Figure content listings
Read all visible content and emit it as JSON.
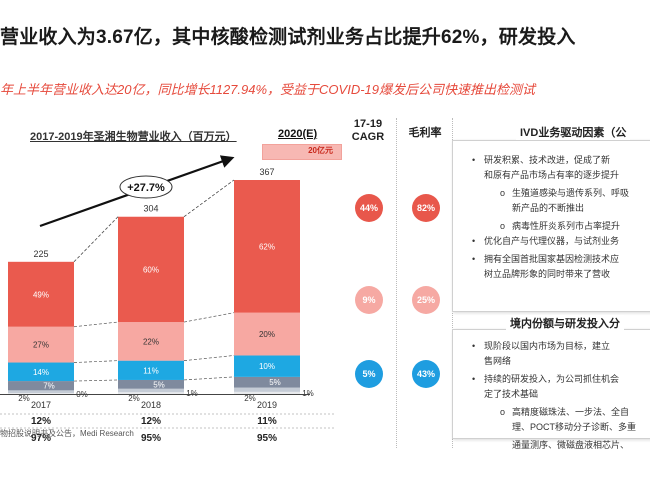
{
  "headline": "营业收入为3.67亿，其中核酸检测试剂业务占比提升62%，研发投入",
  "subline": "年上半年营业收入达20亿，同比增长1127.94%，受益于COVID-19爆发后公司快速推出检测试",
  "chart": {
    "title": "2017-2019年圣湘生物营业收入（百万元）",
    "forecast_label": "2020(E)",
    "forecast_value": "20亿元",
    "growth_label": "+27.7%",
    "row_growth": [
      "12%",
      "12%",
      "11%"
    ],
    "row_margin": [
      "97%",
      "95%",
      "95%"
    ]
  },
  "cagr": {
    "header": "17-19\nCAGR",
    "header_line1": "17-19",
    "header_line2": "CAGR",
    "values": [
      "44%",
      "9%",
      "5%"
    ],
    "colors": [
      "#e8574b",
      "#f6a9a3",
      "#1e9de0"
    ]
  },
  "margin": {
    "header": "毛利率",
    "values": [
      "82%",
      "25%",
      "43%"
    ],
    "colors": [
      "#e8574b",
      "#f6a9a3",
      "#1e9de0"
    ]
  },
  "panel1": {
    "title": "IVD业务驱动因素（公",
    "bullets": [
      {
        "marker": "•",
        "text": "研发积累、技术改进，促成了新"
      },
      {
        "marker": "",
        "text": "和原有产品市场占有率的逐步提升"
      },
      {
        "marker": "o",
        "text": "生殖道感染与遗传系列、呼吸"
      },
      {
        "marker": "",
        "text": "新产品的不断推出"
      },
      {
        "marker": "o",
        "text": "病毒性肝炎系列市占率提升"
      },
      {
        "marker": "•",
        "text": "优化自产与代理仪器，与试剂业务"
      },
      {
        "marker": "•",
        "text": "拥有全国首批国家基因检测技术应"
      },
      {
        "marker": "",
        "text": "树立品牌形象的同时带来了营收"
      }
    ]
  },
  "panel2": {
    "title": "境内份额与研发投入分",
    "bullets": [
      {
        "marker": "•",
        "text": "现阶段以国内市场为目标，建立"
      },
      {
        "marker": "",
        "text": "售网络"
      },
      {
        "marker": "•",
        "text": "持续的研发投入，为公司抓住机会"
      },
      {
        "marker": "",
        "text": "定了技术基础"
      },
      {
        "marker": "o",
        "text": "高精度磁珠法、一步法、全自"
      },
      {
        "marker": "",
        "text": "理、POCT移动分子诊断、多重"
      },
      {
        "marker": "",
        "text": "通量测序、微磁盘液相芯片、"
      }
    ]
  },
  "source": "物招股说明书及公告，Medi Research",
  "chart_data": {
    "type": "bar",
    "title": "2017-2019年圣湘生物营业收入（百万元）",
    "categories": [
      "2017",
      "2018",
      "2019"
    ],
    "totals": [
      225,
      304,
      367
    ],
    "series": [
      {
        "color": "#ea5a4e",
        "percent_labels": [
          "49%",
          "60%",
          "62%"
        ],
        "values": [
          49,
          60,
          62
        ]
      },
      {
        "color": "#f7a8a2",
        "percent_labels": [
          "27%",
          "22%",
          "20%"
        ],
        "values": [
          27,
          22,
          20
        ]
      },
      {
        "color": "#1ea8e2",
        "percent_labels": [
          "14%",
          "11%",
          "10%"
        ],
        "values": [
          14,
          11,
          10
        ]
      },
      {
        "color": "#7f8a9e",
        "percent_labels": [
          "7%",
          "5%",
          "5%"
        ],
        "values": [
          7,
          5,
          5
        ]
      },
      {
        "color": "#c5ccd6",
        "percent_labels": [
          "2%",
          "2%",
          "2%"
        ],
        "values": [
          2,
          2,
          2
        ]
      },
      {
        "color": "#e8eaed",
        "percent_labels": [
          "0%",
          "1%",
          "1%"
        ],
        "values": [
          0,
          1,
          1
        ]
      }
    ],
    "ylim": [
      0,
      367
    ]
  }
}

*Problem statement*.
Above are records to transcribe exactly; leave their pictures out.

*Answer below*.
Read all visible content and emit it as JSON.
{
  "headline": "营业收入为3.67亿，其中核酸检测试剂业务占比提升62%，研发投入",
  "subline": "年上半年营业收入达20亿，同比增长1127.94%，受益于COVID-19爆发后公司快速推出检测试",
  "chart": {
    "title": "2017-2019年圣湘生物营业收入（百万元）",
    "forecast_label": "2020(E)",
    "forecast_value": "20亿元",
    "growth_label": "+27.7%",
    "row_growth": [
      "12%",
      "12%",
      "11%"
    ],
    "row_margin": [
      "97%",
      "95%",
      "95%"
    ]
  },
  "cagr": {
    "header": "17-19\nCAGR",
    "header_line1": "17-19",
    "header_line2": "CAGR",
    "values": [
      "44%",
      "9%",
      "5%"
    ],
    "colors": [
      "#e8574b",
      "#f6a9a3",
      "#1e9de0"
    ]
  },
  "margin": {
    "header": "毛利率",
    "values": [
      "82%",
      "25%",
      "43%"
    ],
    "colors": [
      "#e8574b",
      "#f6a9a3",
      "#1e9de0"
    ]
  },
  "panel1": {
    "title": "IVD业务驱动因素（公",
    "bullets": [
      {
        "marker": "•",
        "text": "研发积累、技术改进，促成了新"
      },
      {
        "marker": "",
        "text": "和原有产品市场占有率的逐步提升"
      },
      {
        "marker": "o",
        "text": "生殖道感染与遗传系列、呼吸"
      },
      {
        "marker": "",
        "text": "新产品的不断推出"
      },
      {
        "marker": "o",
        "text": "病毒性肝炎系列市占率提升"
      },
      {
        "marker": "•",
        "text": "优化自产与代理仪器，与试剂业务"
      },
      {
        "marker": "•",
        "text": "拥有全国首批国家基因检测技术应"
      },
      {
        "marker": "",
        "text": "树立品牌形象的同时带来了营收"
      }
    ]
  },
  "panel2": {
    "title": "境内份额与研发投入分",
    "bullets": [
      {
        "marker": "•",
        "text": "现阶段以国内市场为目标，建立"
      },
      {
        "marker": "",
        "text": "售网络"
      },
      {
        "marker": "•",
        "text": "持续的研发投入，为公司抓住机会"
      },
      {
        "marker": "",
        "text": "定了技术基础"
      },
      {
        "marker": "o",
        "text": "高精度磁珠法、一步法、全自"
      },
      {
        "marker": "",
        "text": "理、POCT移动分子诊断、多重"
      },
      {
        "marker": "",
        "text": "通量测序、微磁盘液相芯片、"
      }
    ]
  },
  "source": "物招股说明书及公告，Medi Research",
  "chart_data": {
    "type": "bar",
    "title": "2017-2019年圣湘生物营业收入（百万元）",
    "categories": [
      "2017",
      "2018",
      "2019"
    ],
    "totals": [
      225,
      304,
      367
    ],
    "series": [
      {
        "color": "#ea5a4e",
        "percent_labels": [
          "49%",
          "60%",
          "62%"
        ],
        "values": [
          49,
          60,
          62
        ]
      },
      {
        "color": "#f7a8a2",
        "percent_labels": [
          "27%",
          "22%",
          "20%"
        ],
        "values": [
          27,
          22,
          20
        ]
      },
      {
        "color": "#1ea8e2",
        "percent_labels": [
          "14%",
          "11%",
          "10%"
        ],
        "values": [
          14,
          11,
          10
        ]
      },
      {
        "color": "#7f8a9e",
        "percent_labels": [
          "7%",
          "5%",
          "5%"
        ],
        "values": [
          7,
          5,
          5
        ]
      },
      {
        "color": "#c5ccd6",
        "percent_labels": [
          "2%",
          "2%",
          "2%"
        ],
        "values": [
          2,
          2,
          2
        ]
      },
      {
        "color": "#e8eaed",
        "percent_labels": [
          "0%",
          "1%",
          "1%"
        ],
        "values": [
          0,
          1,
          1
        ]
      }
    ],
    "ylim": [
      0,
      367
    ]
  }
}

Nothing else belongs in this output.